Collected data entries

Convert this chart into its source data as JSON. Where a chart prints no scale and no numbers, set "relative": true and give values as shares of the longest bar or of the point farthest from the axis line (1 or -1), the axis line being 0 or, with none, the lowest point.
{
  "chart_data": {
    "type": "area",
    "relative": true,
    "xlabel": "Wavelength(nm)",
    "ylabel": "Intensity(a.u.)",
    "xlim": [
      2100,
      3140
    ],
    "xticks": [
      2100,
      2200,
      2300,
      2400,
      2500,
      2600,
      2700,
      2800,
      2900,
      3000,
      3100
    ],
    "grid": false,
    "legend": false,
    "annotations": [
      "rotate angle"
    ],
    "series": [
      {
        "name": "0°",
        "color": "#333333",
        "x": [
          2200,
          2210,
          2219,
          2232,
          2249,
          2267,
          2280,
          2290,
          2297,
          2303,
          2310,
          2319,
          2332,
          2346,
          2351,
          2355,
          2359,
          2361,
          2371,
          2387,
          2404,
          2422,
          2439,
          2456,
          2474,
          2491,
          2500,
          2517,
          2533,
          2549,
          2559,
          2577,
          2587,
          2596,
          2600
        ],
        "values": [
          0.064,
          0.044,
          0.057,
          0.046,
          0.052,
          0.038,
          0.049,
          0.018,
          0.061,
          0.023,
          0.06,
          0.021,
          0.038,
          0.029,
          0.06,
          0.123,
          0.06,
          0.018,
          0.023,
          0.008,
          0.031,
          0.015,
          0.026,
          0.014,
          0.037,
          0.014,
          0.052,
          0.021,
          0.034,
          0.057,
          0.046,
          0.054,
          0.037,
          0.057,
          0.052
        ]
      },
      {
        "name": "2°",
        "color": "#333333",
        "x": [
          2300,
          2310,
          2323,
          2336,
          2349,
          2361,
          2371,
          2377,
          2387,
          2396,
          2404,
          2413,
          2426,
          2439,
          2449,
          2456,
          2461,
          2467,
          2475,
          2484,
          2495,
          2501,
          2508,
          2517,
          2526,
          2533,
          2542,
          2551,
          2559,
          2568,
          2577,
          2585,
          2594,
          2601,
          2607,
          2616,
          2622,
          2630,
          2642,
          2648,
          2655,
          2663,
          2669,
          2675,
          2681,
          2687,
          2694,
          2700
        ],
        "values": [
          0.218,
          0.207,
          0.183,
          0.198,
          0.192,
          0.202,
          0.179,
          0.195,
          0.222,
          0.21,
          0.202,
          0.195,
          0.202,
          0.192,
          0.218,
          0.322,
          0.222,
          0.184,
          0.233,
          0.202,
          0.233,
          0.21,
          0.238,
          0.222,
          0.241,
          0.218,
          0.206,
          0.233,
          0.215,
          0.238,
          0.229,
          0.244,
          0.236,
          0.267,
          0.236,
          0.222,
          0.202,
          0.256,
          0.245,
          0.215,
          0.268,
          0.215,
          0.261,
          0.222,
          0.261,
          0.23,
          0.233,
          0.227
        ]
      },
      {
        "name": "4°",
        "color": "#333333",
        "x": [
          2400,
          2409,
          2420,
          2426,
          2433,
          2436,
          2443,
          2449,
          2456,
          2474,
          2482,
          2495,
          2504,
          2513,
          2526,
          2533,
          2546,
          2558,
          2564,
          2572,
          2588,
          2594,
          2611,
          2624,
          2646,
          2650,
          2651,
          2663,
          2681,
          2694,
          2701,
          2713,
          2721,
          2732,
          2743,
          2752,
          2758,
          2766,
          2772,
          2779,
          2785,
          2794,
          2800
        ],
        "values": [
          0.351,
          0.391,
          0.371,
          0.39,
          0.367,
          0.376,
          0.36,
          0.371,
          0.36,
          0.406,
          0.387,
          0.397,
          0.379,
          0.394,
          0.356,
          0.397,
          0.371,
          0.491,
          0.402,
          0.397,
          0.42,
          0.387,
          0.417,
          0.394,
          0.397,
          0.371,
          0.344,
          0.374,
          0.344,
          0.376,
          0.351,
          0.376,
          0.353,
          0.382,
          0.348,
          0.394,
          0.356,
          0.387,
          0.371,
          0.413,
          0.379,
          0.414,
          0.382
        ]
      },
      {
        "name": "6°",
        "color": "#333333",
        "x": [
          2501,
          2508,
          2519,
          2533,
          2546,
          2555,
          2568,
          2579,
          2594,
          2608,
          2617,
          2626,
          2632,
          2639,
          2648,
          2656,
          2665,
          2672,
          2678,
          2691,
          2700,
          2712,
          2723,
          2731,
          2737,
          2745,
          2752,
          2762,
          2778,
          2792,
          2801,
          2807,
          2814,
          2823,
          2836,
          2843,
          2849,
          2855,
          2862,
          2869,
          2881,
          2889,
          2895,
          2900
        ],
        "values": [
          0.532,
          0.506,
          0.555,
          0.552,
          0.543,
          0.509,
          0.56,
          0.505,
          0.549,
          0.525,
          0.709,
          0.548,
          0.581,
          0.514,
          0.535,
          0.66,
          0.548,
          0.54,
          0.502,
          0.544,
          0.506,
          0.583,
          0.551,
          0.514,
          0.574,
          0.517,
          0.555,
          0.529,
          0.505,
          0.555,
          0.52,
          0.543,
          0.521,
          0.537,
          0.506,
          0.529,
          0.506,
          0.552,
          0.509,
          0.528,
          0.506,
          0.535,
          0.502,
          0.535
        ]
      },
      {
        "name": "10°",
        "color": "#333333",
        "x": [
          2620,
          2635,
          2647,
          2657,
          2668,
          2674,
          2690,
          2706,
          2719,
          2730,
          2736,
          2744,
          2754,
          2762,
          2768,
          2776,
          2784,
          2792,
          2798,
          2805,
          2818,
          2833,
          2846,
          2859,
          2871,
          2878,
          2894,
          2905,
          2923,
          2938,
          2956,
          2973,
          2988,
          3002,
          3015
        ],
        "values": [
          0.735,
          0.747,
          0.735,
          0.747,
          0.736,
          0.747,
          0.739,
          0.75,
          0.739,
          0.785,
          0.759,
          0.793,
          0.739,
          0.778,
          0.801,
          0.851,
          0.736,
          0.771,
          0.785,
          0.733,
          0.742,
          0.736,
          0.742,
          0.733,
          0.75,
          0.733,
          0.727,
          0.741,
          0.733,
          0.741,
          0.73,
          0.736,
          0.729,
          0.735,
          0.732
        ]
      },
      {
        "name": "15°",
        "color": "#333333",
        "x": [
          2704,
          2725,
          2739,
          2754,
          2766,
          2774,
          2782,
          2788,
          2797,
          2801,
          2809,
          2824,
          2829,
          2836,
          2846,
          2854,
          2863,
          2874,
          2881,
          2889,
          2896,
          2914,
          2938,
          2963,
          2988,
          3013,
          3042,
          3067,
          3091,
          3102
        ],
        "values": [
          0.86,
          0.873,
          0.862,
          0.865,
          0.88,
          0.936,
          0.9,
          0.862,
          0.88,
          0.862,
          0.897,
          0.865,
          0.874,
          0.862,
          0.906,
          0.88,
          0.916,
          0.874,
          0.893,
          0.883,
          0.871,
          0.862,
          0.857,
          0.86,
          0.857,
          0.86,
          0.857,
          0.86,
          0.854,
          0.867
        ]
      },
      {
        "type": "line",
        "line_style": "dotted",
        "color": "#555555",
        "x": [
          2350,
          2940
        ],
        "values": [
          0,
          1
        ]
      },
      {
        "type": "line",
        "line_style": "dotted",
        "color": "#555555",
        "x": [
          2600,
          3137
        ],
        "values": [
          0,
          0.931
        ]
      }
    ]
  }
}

EXERCISE BRIEF:
Copy each line above containing the string "true".

SOLUTION:
Convert this chart into its source data as JSON. Where a chart prints no scale and no numbers, set "relative": true and give values as shares of the longest bar or of the point farthest from the axis line (1 or -1), the axis line being 0 or, with none, the lowest point.
    "relative": true,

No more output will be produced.